======== DATASET ROWS ========
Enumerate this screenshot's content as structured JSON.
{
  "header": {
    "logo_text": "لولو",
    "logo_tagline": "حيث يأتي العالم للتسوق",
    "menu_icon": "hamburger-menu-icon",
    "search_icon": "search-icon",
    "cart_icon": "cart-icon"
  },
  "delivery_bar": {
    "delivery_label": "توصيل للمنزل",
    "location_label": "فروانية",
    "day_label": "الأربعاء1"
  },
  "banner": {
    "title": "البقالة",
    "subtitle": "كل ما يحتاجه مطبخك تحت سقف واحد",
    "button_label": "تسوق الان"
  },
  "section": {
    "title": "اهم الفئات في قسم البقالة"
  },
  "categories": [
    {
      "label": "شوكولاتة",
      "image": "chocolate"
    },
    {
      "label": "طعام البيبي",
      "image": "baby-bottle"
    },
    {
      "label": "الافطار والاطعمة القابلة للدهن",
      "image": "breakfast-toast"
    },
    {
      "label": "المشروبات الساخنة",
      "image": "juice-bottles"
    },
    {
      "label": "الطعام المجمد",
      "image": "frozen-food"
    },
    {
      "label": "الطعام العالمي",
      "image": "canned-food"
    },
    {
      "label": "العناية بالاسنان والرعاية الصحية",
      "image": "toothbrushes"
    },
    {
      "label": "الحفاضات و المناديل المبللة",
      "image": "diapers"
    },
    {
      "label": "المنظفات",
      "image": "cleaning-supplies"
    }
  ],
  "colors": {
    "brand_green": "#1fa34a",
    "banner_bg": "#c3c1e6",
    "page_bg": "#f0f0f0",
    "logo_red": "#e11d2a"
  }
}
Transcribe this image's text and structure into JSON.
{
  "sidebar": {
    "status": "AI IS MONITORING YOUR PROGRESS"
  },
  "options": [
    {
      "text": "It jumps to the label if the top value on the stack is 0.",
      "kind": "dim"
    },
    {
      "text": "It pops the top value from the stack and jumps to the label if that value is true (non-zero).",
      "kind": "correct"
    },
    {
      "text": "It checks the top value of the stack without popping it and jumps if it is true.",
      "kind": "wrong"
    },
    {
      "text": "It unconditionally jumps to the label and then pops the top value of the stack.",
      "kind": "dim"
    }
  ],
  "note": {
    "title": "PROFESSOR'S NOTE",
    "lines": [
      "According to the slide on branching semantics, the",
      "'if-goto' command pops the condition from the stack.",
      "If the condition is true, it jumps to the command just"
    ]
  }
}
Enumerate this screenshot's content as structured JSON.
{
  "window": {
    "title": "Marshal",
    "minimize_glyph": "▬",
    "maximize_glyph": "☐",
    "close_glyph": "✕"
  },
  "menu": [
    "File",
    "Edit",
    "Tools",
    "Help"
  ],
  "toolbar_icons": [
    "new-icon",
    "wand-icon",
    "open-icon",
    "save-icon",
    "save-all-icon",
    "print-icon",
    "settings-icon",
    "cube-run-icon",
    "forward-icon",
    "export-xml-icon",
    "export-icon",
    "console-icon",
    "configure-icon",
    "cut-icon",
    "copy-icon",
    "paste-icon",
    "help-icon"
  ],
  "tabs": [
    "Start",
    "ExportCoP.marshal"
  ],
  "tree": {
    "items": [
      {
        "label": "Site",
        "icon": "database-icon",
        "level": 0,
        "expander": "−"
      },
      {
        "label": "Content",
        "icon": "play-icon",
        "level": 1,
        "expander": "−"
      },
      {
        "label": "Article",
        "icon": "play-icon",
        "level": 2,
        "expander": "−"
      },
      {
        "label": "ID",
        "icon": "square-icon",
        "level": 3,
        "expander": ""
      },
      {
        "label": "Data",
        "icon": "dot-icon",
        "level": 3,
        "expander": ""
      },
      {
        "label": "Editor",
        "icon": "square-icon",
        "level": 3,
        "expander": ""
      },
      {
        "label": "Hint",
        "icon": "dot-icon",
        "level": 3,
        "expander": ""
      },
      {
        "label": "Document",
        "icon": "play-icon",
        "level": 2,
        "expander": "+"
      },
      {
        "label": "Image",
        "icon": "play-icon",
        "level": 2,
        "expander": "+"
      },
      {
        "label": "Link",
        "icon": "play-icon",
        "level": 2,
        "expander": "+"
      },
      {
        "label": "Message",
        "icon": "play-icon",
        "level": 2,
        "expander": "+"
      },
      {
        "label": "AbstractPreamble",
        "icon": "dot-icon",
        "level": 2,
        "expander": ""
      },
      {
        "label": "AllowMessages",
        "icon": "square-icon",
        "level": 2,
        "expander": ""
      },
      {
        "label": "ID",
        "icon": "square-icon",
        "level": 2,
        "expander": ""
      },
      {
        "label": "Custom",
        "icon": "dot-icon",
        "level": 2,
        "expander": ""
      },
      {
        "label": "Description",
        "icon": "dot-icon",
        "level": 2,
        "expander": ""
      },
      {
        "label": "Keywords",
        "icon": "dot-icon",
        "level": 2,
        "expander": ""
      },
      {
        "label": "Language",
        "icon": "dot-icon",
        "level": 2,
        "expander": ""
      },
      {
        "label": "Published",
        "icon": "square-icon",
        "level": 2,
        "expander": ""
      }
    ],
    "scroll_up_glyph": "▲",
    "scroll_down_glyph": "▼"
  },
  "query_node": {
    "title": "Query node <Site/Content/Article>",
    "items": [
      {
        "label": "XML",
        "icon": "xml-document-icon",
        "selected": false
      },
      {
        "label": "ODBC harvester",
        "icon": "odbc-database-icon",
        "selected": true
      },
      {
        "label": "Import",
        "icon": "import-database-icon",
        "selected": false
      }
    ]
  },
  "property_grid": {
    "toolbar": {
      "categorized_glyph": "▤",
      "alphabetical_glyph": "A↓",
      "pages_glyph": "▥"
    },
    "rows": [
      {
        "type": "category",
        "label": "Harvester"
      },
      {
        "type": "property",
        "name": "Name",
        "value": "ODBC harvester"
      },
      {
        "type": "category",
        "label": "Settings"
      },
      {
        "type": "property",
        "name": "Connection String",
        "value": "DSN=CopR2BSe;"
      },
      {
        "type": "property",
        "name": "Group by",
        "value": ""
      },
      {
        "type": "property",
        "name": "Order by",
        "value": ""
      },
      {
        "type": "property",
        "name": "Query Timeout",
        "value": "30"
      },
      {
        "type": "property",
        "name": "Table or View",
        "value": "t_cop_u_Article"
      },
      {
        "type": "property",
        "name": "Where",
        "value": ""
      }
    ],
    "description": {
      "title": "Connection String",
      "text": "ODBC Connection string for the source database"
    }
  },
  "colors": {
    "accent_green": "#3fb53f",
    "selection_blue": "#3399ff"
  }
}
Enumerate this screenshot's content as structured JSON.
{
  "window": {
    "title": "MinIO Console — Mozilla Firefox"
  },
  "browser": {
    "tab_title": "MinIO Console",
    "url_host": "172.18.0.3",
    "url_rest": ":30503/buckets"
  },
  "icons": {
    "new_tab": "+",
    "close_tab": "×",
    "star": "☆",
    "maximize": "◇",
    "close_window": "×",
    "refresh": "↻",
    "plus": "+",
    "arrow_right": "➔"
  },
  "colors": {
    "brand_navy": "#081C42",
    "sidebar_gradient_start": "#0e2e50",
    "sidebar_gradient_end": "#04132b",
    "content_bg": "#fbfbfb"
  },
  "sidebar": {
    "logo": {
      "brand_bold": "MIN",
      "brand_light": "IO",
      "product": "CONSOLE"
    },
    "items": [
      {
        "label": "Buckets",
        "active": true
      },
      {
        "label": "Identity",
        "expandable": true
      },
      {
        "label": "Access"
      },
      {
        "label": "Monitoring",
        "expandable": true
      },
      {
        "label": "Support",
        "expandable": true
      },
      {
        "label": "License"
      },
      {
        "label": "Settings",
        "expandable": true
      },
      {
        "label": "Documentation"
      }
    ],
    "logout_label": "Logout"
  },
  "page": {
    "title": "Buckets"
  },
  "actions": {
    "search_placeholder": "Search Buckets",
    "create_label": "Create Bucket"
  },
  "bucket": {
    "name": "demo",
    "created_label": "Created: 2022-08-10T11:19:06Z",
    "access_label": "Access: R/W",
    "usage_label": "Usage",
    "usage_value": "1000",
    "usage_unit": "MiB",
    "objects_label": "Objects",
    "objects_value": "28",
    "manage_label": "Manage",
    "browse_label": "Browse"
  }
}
========
TASK TO COMPLETE: In the records above, locate each line with the word "البقالة". Copy all such lines.

FULL OUTPUT:
    "title": "البقالة",
    "title": "اهم الفئات في قسم البقالة"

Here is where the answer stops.